• **DESCRIPTION OF THE TASK**: Below is a listing to write out in full, exactly as given, without its pictures.

• **TASK INPUTS**:

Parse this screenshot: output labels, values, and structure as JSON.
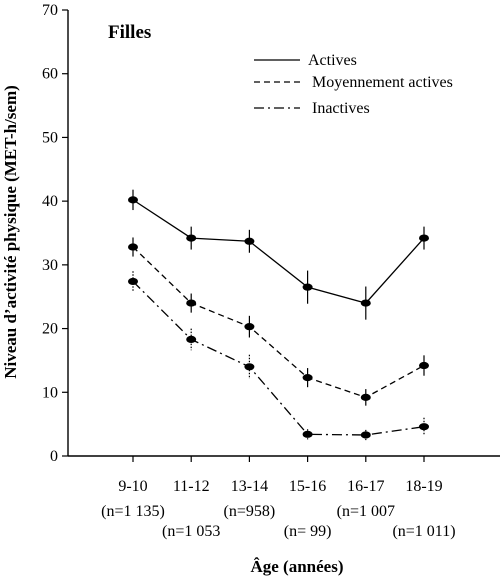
{
  "chart_data": {
    "type": "line",
    "title": "Filles",
    "ylabel": "Niveau d’activité physique (MET-h/sem)",
    "xlabel": "Âge (années)",
    "ylim": [
      0,
      70
    ],
    "yticks": [
      0,
      10,
      20,
      30,
      40,
      50,
      60,
      70
    ],
    "categories": [
      "9-10",
      "11-12",
      "13-14",
      "15-16",
      "16-17",
      "18-19"
    ],
    "sample_sizes": [
      "(n=1 135)",
      "(n=1 053",
      "(n=958)",
      "(n=  99)",
      "(n=1 007",
      "(n=1 011)"
    ],
    "legend_position": "top-right",
    "grid": false,
    "series": [
      {
        "name": "Actives",
        "style": "solid",
        "values": [
          40.2,
          34.2,
          33.7,
          26.5,
          24.0,
          34.2
        ],
        "err": [
          1.6,
          1.8,
          1.8,
          2.6,
          2.6,
          1.8
        ]
      },
      {
        "name": "Moyennement actives",
        "style": "dashed",
        "values": [
          32.8,
          24.0,
          20.3,
          12.3,
          9.2,
          14.2
        ],
        "err": [
          1.5,
          1.5,
          1.7,
          1.5,
          1.3,
          1.6
        ]
      },
      {
        "name": "Inactives",
        "style": "dashdot",
        "values": [
          27.4,
          18.3,
          14.0,
          3.4,
          3.3,
          4.6
        ],
        "err": [
          1.6,
          1.7,
          1.9,
          0.8,
          0.8,
          1.4
        ]
      }
    ]
  }
}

• **REPLY TO THE TASK**:
Parse this screenshot: output labels, values, and structure as JSON.
{
  "chart_data": {
    "type": "line",
    "title": "Filles",
    "ylabel": "Niveau d’activité physique (MET-h/sem)",
    "xlabel": "Âge (années)",
    "ylim": [
      0,
      70
    ],
    "yticks": [
      0,
      10,
      20,
      30,
      40,
      50,
      60,
      70
    ],
    "categories": [
      "9-10",
      "11-12",
      "13-14",
      "15-16",
      "16-17",
      "18-19"
    ],
    "sample_sizes": [
      "(n=1 135)",
      "(n=1 053",
      "(n=958)",
      "(n=  99)",
      "(n=1 007",
      "(n=1 011)"
    ],
    "legend_position": "top-right",
    "grid": false,
    "series": [
      {
        "name": "Actives",
        "style": "solid",
        "values": [
          40.2,
          34.2,
          33.7,
          26.5,
          24.0,
          34.2
        ],
        "err": [
          1.6,
          1.8,
          1.8,
          2.6,
          2.6,
          1.8
        ]
      },
      {
        "name": "Moyennement actives",
        "style": "dashed",
        "values": [
          32.8,
          24.0,
          20.3,
          12.3,
          9.2,
          14.2
        ],
        "err": [
          1.5,
          1.5,
          1.7,
          1.5,
          1.3,
          1.6
        ]
      },
      {
        "name": "Inactives",
        "style": "dashdot",
        "values": [
          27.4,
          18.3,
          14.0,
          3.4,
          3.3,
          4.6
        ],
        "err": [
          1.6,
          1.7,
          1.9,
          0.8,
          0.8,
          1.4
        ]
      }
    ]
  }
}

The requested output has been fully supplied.